WHAT TO DO: Find every line in the records below that holds the word "methods", and copy each one.

Records that describe figures
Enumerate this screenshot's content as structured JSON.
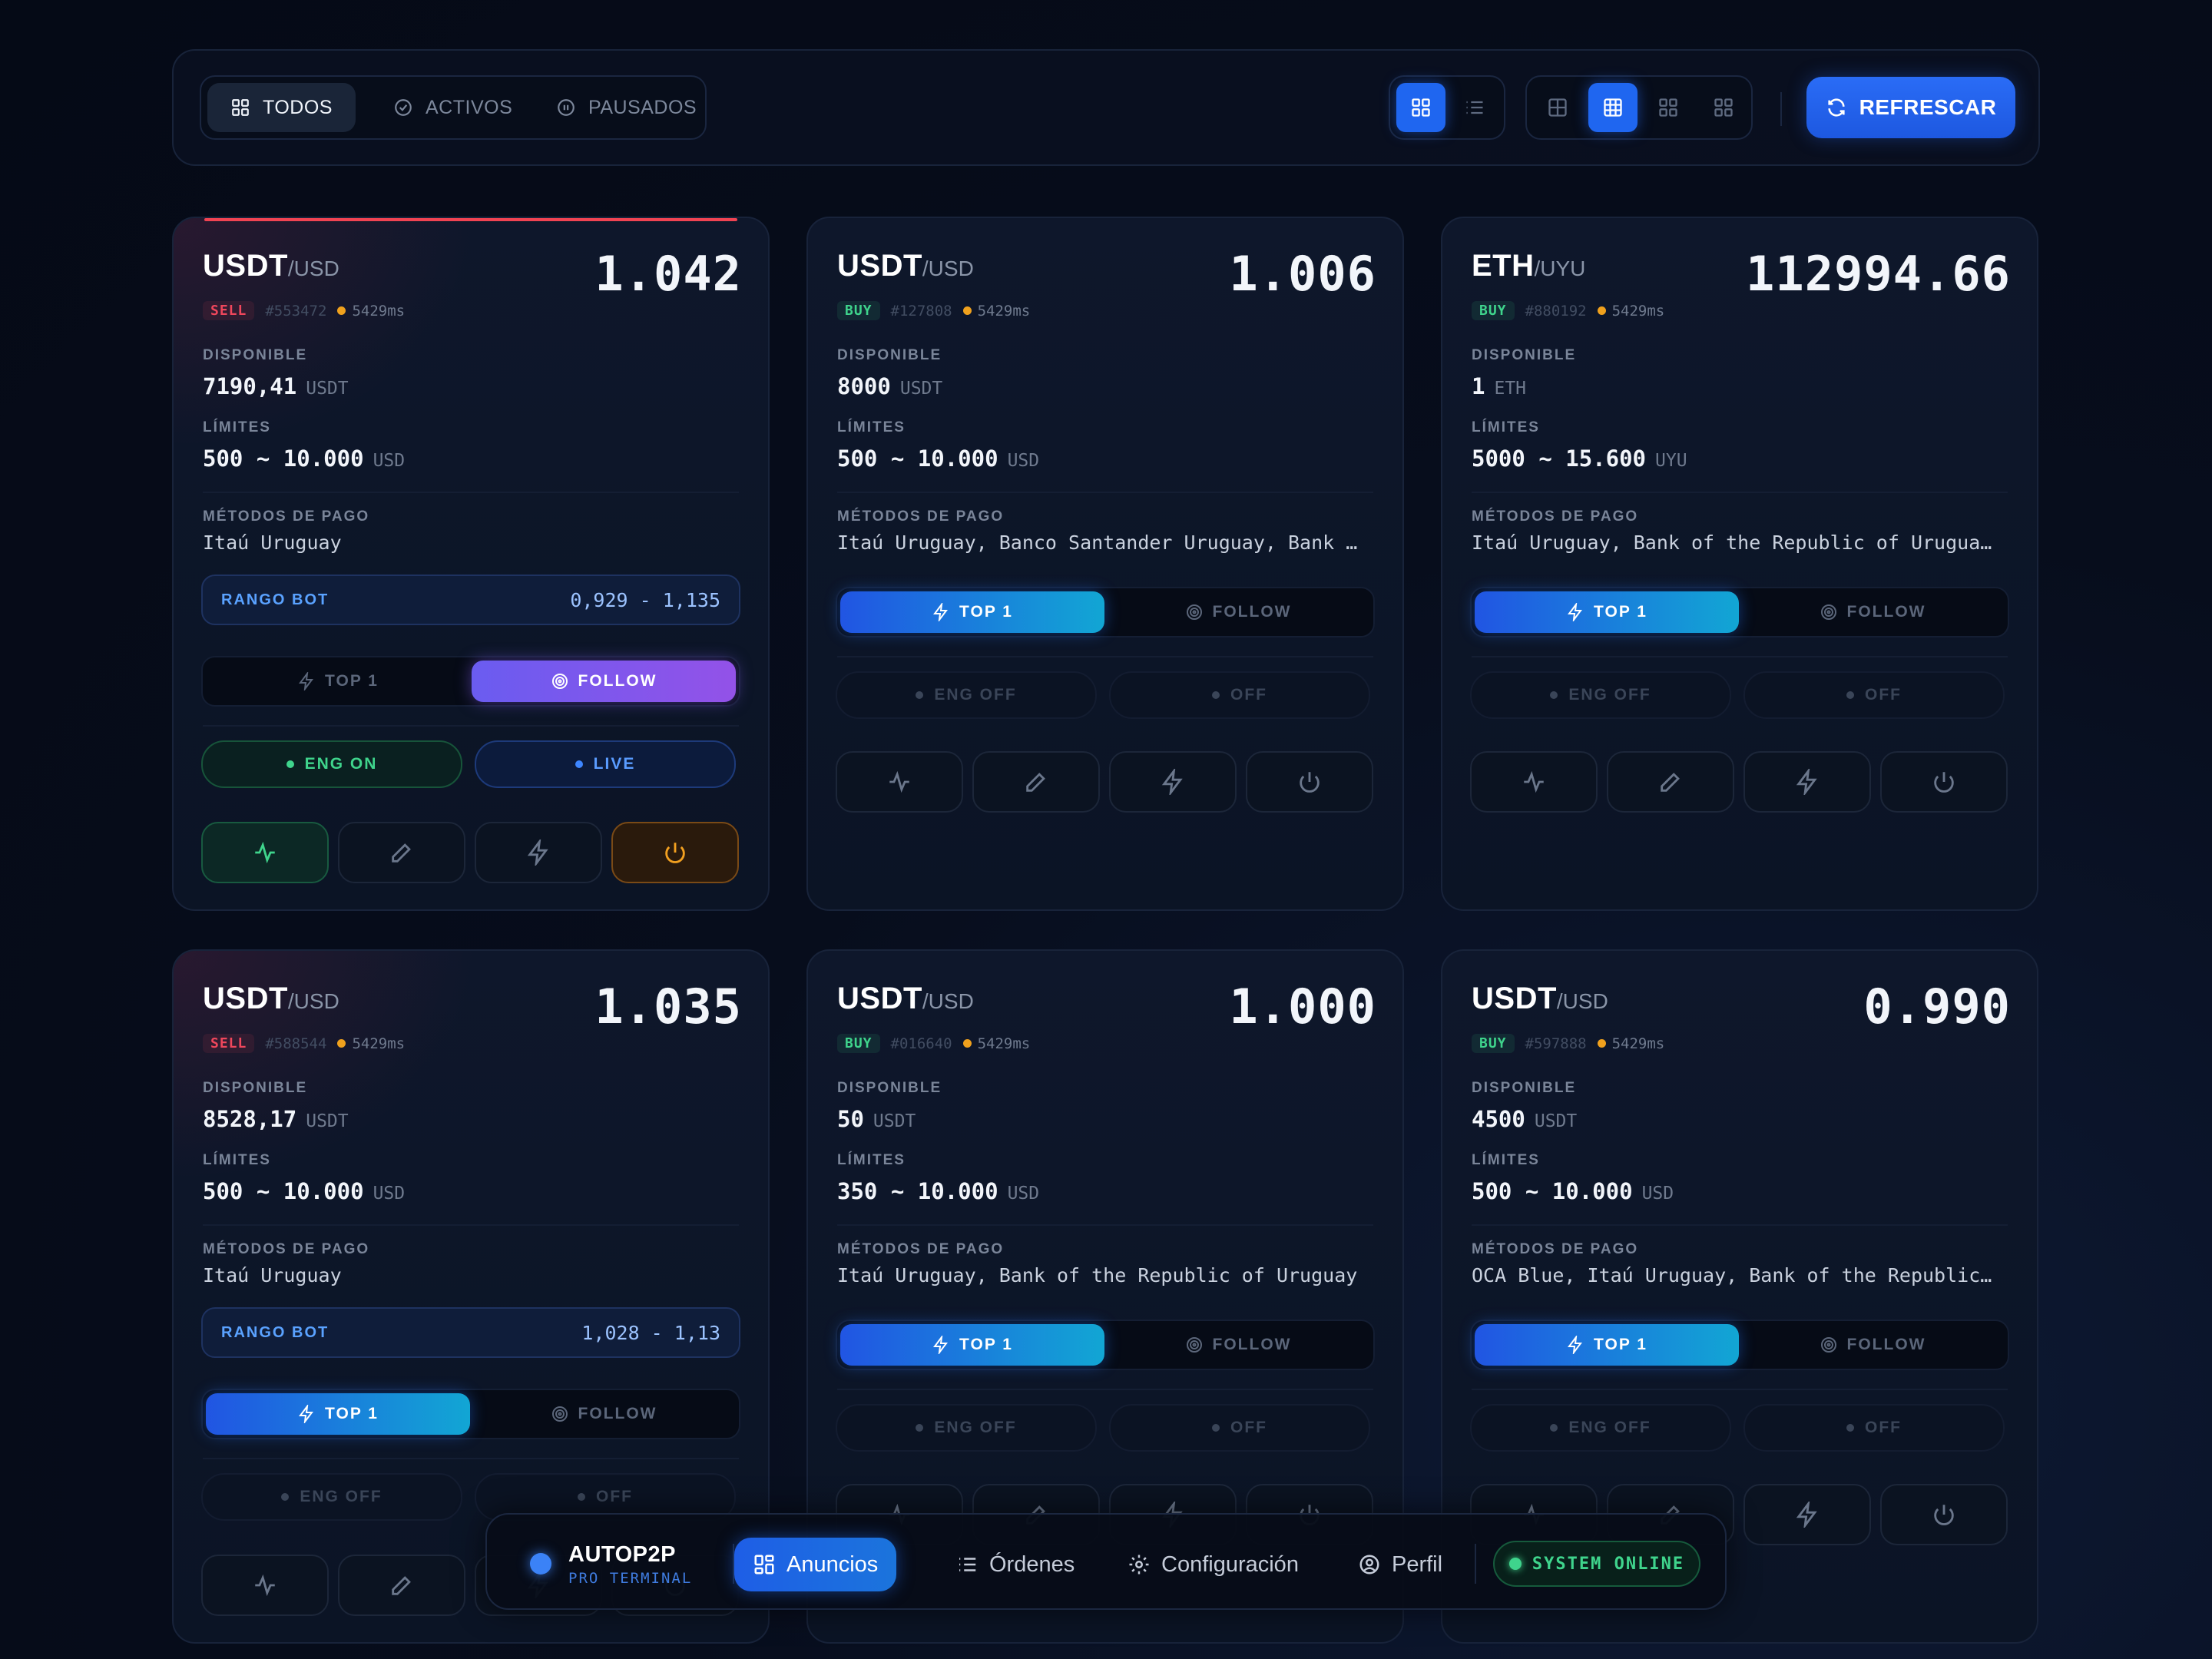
{
  "toolbar": {
    "filters": [
      {
        "label": "TODOS",
        "icon": "grid-icon",
        "active": true
      },
      {
        "label": "ACTIVOS",
        "icon": "check-circle-icon",
        "active": false
      },
      {
        "label": "PAUSADOS",
        "icon": "pause-circle-icon",
        "active": false
      }
    ],
    "refresh_label": "REFRESCAR"
  },
  "labels": {
    "disponible": "DISPONIBLE",
    "limites": "LÍMITES",
    "metodos": "MÉTODOS DE PAGO",
    "rango_bot": "RANGO BOT",
    "top1": "TOP 1",
    "follow": "FOLLOW",
    "eng_on": "ENG ON",
    "eng_off": "ENG OFF",
    "live": "LIVE",
    "off": "OFF",
    "tilde": "~"
  },
  "cards": [
    {
      "base": "USDT",
      "quote": "/USD",
      "price": "1.042",
      "side": "SELL",
      "id": "#553472",
      "latency": "5429ms",
      "available": "7190,41",
      "available_unit": "USDT",
      "limit_min": "500",
      "limit_max": "10.000",
      "limit_unit": "USD",
      "methods": "Itaú Uruguay",
      "range": "0,929 - 1,135"
    },
    {
      "base": "USDT",
      "quote": "/USD",
      "price": "1.006",
      "side": "BUY",
      "id": "#127808",
      "latency": "5429ms",
      "available": "8000",
      "available_unit": "USDT",
      "limit_min": "500",
      "limit_max": "10.000",
      "limit_unit": "USD",
      "methods": "Itaú Uruguay, Banco Santander Uruguay, Bank of t…"
    },
    {
      "base": "ETH",
      "quote": "/UYU",
      "price": "112994.66",
      "side": "BUY",
      "id": "#880192",
      "latency": "5429ms",
      "available": "1",
      "available_unit": "ETH",
      "limit_min": "5000",
      "limit_max": "15.600",
      "limit_unit": "UYU",
      "methods": "Itaú Uruguay, Bank of the Republic of Uruguay, B…"
    },
    {
      "base": "USDT",
      "quote": "/USD",
      "price": "1.035",
      "side": "SELL",
      "id": "#588544",
      "latency": "5429ms",
      "available": "8528,17",
      "available_unit": "USDT",
      "limit_min": "500",
      "limit_max": "10.000",
      "limit_unit": "USD",
      "methods": "Itaú Uruguay",
      "range": "1,028 - 1,13"
    },
    {
      "base": "USDT",
      "quote": "/USD",
      "price": "1.000",
      "side": "BUY",
      "id": "#016640",
      "latency": "5429ms",
      "available": "50",
      "available_unit": "USDT",
      "limit_min": "350",
      "limit_max": "10.000",
      "limit_unit": "USD",
      "methods": "Itaú Uruguay, Bank of the Republic of Uruguay"
    },
    {
      "base": "USDT",
      "quote": "/USD",
      "price": "0.990",
      "side": "BUY",
      "id": "#597888",
      "latency": "5429ms",
      "available": "4500",
      "available_unit": "USDT",
      "limit_min": "500",
      "limit_max": "10.000",
      "limit_unit": "USD",
      "methods": "OCA Blue, Itaú Uruguay, Bank of the Republic of …"
    }
  ],
  "nav": {
    "brand": "AUTOP2P",
    "brand_sub": "PRO TERMINAL",
    "items": [
      {
        "label": "Anuncios",
        "icon": "grid-icon",
        "active": true
      },
      {
        "label": "Órdenes",
        "icon": "list-icon",
        "active": false
      },
      {
        "label": "Configuración",
        "icon": "gear-icon",
        "active": false
      },
      {
        "label": "Perfil",
        "icon": "user-circle-icon",
        "active": false
      }
    ],
    "status": "SYSTEM ONLINE"
  },
  "colors": {
    "accent": "#1f66f0",
    "sell": "#f0475c",
    "buy": "#3fd48c",
    "warn": "#f0a11d"
  }
}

REPLY TO THE EXERCISE:
      "methods": "Itaú Uruguay",
      "methods": "Itaú Uruguay, Banco Santander Uruguay, Bank of t…"
      "methods": "Itaú Uruguay, Bank of the Republic of Uruguay, B…"
      "methods": "Itaú Uruguay",
      "methods": "Itaú Uruguay, Bank of the Republic of Uruguay"
      "methods": "OCA Blue, Itaú Uruguay, Bank of the Republic of …"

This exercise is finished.